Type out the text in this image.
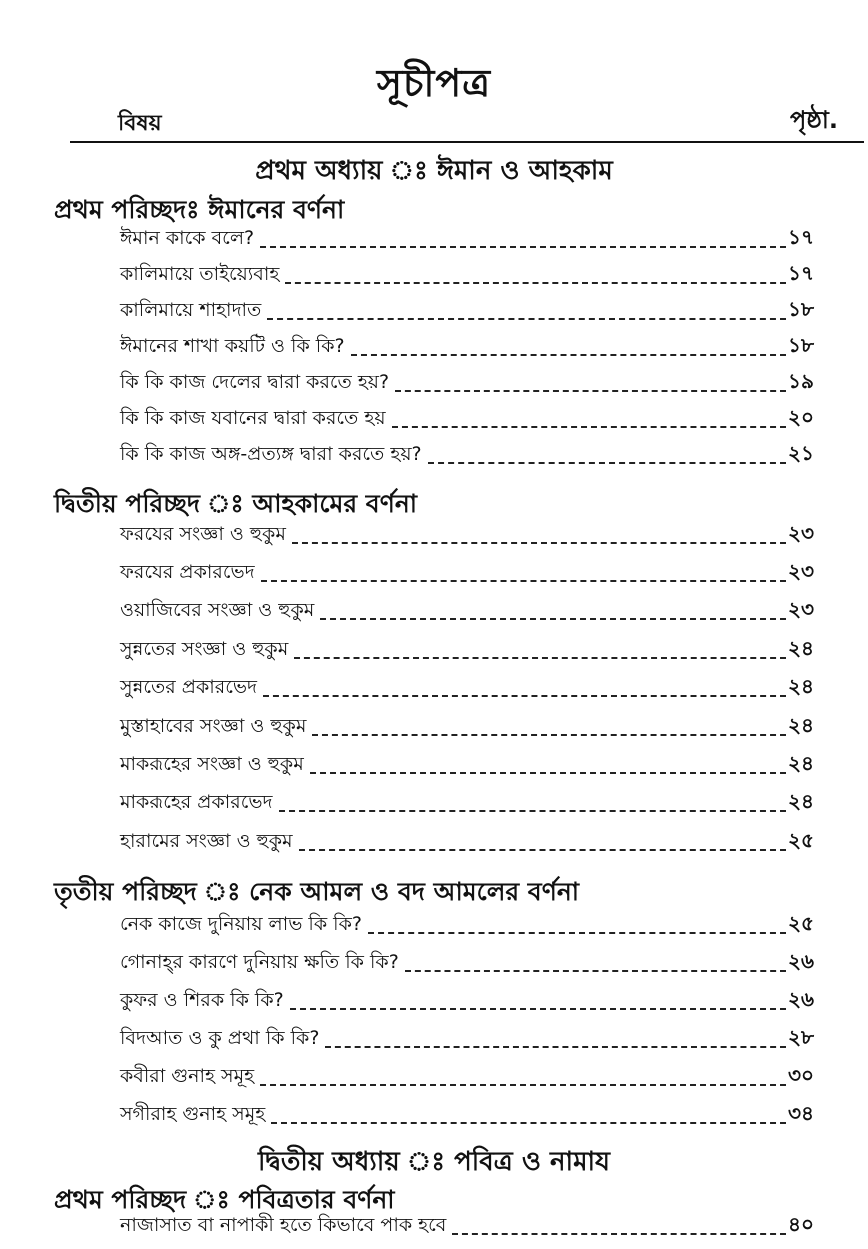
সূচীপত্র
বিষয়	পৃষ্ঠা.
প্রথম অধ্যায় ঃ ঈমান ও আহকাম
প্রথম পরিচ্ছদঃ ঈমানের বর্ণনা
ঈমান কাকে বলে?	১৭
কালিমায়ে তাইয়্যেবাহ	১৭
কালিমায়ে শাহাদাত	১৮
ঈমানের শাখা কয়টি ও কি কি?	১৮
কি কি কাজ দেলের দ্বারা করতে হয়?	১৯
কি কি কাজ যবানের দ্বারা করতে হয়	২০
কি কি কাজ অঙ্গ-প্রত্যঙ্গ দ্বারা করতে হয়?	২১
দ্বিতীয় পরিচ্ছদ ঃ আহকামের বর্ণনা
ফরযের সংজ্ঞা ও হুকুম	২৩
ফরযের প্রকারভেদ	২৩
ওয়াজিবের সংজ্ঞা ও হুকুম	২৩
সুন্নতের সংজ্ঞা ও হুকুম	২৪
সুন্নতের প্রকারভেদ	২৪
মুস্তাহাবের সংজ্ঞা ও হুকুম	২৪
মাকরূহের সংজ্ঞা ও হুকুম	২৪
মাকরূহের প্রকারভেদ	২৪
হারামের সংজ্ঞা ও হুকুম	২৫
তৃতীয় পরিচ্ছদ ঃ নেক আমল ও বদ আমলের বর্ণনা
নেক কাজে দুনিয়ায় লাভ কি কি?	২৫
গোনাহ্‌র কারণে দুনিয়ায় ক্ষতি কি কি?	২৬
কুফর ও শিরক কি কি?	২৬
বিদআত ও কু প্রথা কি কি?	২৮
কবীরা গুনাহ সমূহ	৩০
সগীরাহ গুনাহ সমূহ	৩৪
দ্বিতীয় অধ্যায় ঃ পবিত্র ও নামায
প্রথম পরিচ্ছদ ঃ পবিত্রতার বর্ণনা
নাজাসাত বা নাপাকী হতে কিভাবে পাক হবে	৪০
==
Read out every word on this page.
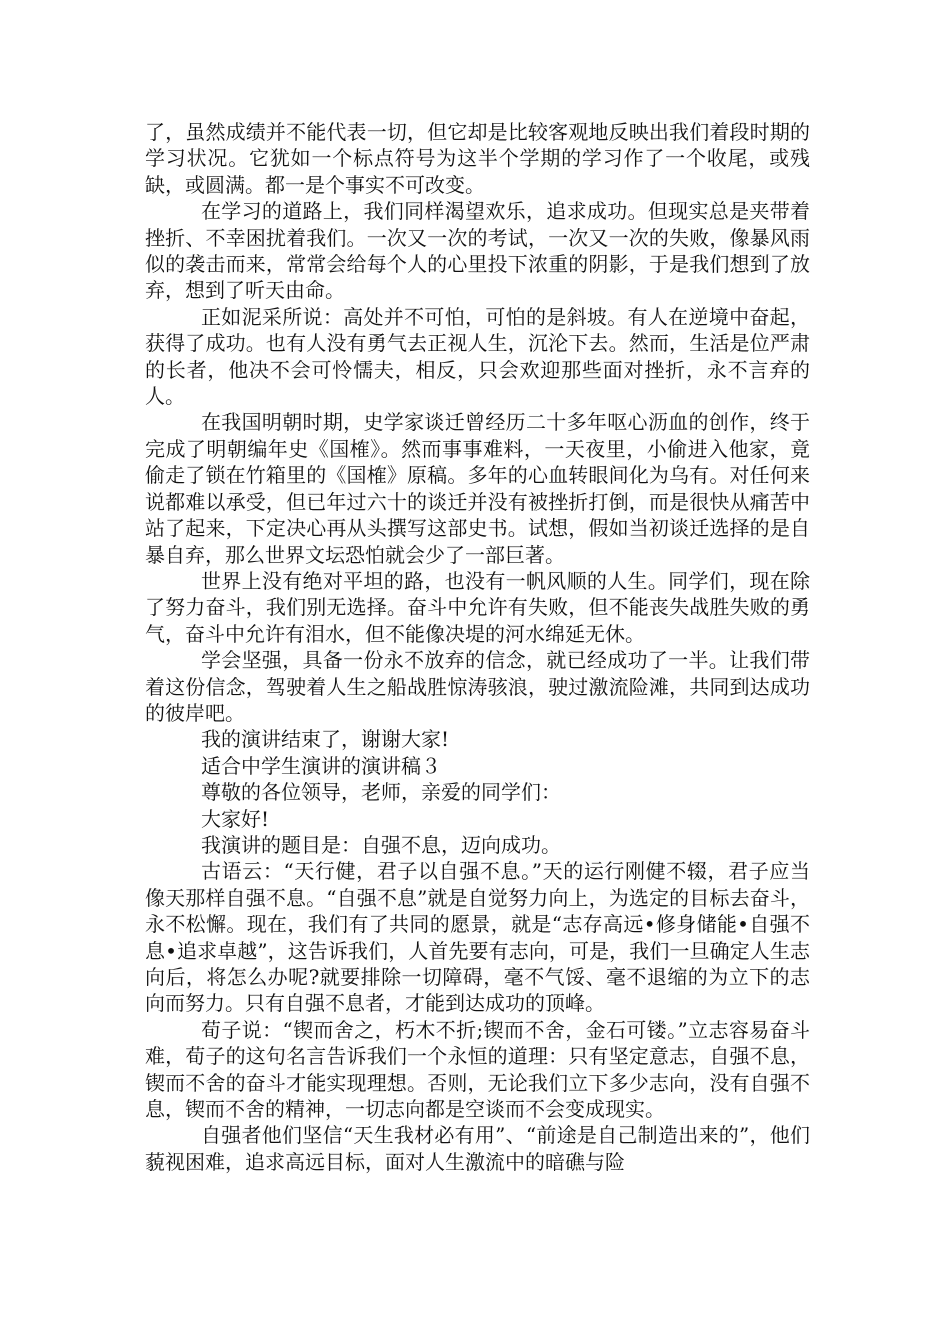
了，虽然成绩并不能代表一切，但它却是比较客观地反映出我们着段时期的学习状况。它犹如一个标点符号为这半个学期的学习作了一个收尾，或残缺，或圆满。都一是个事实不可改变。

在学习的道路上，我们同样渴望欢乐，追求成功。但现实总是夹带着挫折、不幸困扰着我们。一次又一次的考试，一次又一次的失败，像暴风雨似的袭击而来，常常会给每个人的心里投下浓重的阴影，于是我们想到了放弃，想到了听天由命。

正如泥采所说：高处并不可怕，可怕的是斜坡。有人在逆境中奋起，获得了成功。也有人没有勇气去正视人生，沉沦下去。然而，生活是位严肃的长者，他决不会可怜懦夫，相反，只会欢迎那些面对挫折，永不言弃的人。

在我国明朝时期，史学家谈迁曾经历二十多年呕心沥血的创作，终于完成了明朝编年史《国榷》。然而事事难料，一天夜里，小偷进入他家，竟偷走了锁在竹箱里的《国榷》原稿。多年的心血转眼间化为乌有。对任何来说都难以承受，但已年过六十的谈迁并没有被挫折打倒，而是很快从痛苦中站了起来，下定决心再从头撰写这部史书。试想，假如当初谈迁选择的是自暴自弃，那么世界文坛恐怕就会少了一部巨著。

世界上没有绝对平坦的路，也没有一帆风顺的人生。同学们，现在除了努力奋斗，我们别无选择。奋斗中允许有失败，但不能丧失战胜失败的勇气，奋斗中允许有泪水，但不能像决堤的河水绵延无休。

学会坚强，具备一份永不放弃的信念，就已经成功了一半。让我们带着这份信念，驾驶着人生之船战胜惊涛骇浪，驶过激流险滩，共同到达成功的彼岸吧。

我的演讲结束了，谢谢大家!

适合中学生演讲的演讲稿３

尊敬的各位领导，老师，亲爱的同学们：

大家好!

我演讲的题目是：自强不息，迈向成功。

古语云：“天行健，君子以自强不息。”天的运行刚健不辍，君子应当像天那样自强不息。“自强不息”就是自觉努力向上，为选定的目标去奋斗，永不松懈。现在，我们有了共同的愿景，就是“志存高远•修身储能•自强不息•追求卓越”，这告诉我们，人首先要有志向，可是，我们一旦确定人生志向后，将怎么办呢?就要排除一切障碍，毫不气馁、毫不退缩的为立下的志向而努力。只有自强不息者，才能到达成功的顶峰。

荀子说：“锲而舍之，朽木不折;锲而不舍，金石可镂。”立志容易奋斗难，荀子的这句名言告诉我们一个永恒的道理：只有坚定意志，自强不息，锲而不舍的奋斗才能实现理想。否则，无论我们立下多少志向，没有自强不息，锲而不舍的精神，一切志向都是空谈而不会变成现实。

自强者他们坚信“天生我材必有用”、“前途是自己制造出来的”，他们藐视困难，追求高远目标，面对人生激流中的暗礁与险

The task – Whenever "this" turns up in a line, pick that line out.

Final result –
Type out the text in this image.
Read out every word on this page.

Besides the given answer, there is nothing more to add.